DATA
========
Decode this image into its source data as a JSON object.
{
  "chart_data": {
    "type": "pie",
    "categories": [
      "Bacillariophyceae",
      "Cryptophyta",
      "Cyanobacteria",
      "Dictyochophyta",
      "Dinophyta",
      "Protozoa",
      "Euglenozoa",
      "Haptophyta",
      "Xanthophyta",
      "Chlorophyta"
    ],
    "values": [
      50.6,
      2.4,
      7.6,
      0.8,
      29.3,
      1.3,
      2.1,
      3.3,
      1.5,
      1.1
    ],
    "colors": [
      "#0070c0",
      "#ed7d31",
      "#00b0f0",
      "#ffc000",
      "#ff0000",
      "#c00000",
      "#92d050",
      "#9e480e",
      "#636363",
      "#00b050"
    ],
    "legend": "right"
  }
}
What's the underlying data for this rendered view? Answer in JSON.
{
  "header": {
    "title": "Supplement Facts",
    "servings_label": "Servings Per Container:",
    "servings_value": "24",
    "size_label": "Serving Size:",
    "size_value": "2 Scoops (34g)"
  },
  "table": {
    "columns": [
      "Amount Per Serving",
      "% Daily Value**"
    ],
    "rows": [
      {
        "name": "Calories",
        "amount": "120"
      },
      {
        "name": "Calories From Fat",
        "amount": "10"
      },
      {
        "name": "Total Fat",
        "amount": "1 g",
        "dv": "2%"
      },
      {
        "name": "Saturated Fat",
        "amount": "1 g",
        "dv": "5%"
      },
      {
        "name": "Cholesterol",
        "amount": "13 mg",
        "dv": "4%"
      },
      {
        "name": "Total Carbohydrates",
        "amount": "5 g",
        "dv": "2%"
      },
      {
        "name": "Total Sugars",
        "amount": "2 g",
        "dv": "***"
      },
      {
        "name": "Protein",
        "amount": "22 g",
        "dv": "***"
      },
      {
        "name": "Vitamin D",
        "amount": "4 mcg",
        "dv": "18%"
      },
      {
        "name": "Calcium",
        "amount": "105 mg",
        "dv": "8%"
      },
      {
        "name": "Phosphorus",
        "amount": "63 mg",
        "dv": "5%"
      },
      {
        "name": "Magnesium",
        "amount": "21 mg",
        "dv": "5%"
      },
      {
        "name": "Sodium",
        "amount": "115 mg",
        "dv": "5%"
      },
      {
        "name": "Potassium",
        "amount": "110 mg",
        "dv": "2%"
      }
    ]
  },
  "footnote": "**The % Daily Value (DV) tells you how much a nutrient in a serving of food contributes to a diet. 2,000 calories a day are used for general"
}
========
WHAT YOU NEED TO DO
Work out how many lines of the material include the word "Daily", then answer with that number alone.

WRITTEN RESPONSE
2